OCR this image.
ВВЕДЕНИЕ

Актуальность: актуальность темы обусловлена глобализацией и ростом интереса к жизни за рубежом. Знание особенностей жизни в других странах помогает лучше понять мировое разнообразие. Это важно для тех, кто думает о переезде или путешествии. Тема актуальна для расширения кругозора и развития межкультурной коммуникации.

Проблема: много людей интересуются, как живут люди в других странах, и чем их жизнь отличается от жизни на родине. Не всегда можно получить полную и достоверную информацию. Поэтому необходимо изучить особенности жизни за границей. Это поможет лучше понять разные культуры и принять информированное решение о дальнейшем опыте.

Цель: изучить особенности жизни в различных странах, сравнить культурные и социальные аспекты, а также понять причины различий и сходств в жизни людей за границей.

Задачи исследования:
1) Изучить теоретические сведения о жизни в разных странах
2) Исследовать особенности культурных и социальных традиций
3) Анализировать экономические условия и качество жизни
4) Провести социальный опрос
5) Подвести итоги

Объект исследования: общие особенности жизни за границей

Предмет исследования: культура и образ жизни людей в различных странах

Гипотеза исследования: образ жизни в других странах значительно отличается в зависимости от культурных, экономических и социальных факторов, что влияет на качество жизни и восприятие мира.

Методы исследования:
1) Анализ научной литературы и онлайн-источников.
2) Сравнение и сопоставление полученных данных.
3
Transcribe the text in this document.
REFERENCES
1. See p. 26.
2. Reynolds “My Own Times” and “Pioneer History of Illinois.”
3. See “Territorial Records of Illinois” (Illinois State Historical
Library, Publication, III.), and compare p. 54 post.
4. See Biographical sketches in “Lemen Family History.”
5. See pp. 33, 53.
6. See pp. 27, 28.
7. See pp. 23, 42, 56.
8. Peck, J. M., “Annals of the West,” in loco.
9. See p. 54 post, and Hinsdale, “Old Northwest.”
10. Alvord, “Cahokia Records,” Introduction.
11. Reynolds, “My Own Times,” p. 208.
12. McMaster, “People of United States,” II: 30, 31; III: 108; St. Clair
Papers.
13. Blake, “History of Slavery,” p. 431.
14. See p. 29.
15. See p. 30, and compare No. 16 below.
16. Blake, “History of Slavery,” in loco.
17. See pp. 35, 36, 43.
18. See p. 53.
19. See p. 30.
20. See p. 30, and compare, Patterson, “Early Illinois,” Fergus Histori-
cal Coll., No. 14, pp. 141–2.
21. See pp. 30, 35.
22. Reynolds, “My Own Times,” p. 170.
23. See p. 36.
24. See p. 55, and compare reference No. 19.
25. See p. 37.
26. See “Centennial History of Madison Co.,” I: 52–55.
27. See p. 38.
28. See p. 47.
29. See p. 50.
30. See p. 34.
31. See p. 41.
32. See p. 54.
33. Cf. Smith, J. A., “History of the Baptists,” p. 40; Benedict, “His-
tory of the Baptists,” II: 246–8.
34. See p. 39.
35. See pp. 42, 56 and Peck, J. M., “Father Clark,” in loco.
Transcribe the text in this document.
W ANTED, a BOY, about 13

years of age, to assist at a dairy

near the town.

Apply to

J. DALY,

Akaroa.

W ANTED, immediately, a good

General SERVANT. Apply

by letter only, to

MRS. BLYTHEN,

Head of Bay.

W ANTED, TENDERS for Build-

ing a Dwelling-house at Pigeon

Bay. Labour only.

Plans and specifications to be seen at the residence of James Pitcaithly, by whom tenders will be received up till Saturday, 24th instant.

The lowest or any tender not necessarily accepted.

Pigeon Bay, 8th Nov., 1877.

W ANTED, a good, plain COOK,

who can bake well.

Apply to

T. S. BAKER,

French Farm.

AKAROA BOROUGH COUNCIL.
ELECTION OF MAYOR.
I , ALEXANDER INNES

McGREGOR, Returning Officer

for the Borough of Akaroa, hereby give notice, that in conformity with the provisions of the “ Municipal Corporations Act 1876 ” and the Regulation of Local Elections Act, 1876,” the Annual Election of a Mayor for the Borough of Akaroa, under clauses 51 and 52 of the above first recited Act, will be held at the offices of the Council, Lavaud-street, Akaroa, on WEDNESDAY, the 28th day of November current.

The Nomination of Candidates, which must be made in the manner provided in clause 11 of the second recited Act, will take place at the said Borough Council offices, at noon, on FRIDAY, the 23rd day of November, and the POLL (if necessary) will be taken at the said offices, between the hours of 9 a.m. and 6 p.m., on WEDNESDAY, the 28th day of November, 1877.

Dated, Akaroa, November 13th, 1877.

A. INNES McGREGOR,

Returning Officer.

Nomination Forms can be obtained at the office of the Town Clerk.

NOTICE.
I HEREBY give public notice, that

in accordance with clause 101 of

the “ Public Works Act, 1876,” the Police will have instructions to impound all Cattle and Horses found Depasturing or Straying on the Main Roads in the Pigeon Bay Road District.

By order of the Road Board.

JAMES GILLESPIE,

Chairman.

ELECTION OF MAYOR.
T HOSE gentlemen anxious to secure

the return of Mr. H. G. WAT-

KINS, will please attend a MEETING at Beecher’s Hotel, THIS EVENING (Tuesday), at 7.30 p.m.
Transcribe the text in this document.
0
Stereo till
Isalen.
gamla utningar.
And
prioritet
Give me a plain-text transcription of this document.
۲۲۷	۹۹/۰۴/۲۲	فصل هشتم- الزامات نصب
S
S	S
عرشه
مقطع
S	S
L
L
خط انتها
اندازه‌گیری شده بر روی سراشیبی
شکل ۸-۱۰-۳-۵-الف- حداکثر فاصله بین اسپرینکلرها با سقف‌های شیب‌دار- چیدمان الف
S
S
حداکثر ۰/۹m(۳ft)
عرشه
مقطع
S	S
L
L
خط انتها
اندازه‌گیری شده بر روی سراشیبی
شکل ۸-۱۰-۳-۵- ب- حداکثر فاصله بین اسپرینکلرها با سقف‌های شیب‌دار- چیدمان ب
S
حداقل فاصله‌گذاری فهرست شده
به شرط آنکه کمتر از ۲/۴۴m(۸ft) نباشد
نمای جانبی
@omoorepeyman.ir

------------------------------------------------------------

WRITTEN INSTRUCTION —
Scan the data above; copy every line where "Reynolds" appears.

THE ANSWER —
2. Reynolds “My Own Times” and “Pioneer History of Illinois.”
11. Reynolds, “My Own Times,” p. 208.
22. Reynolds, “My Own Times,” p. 170.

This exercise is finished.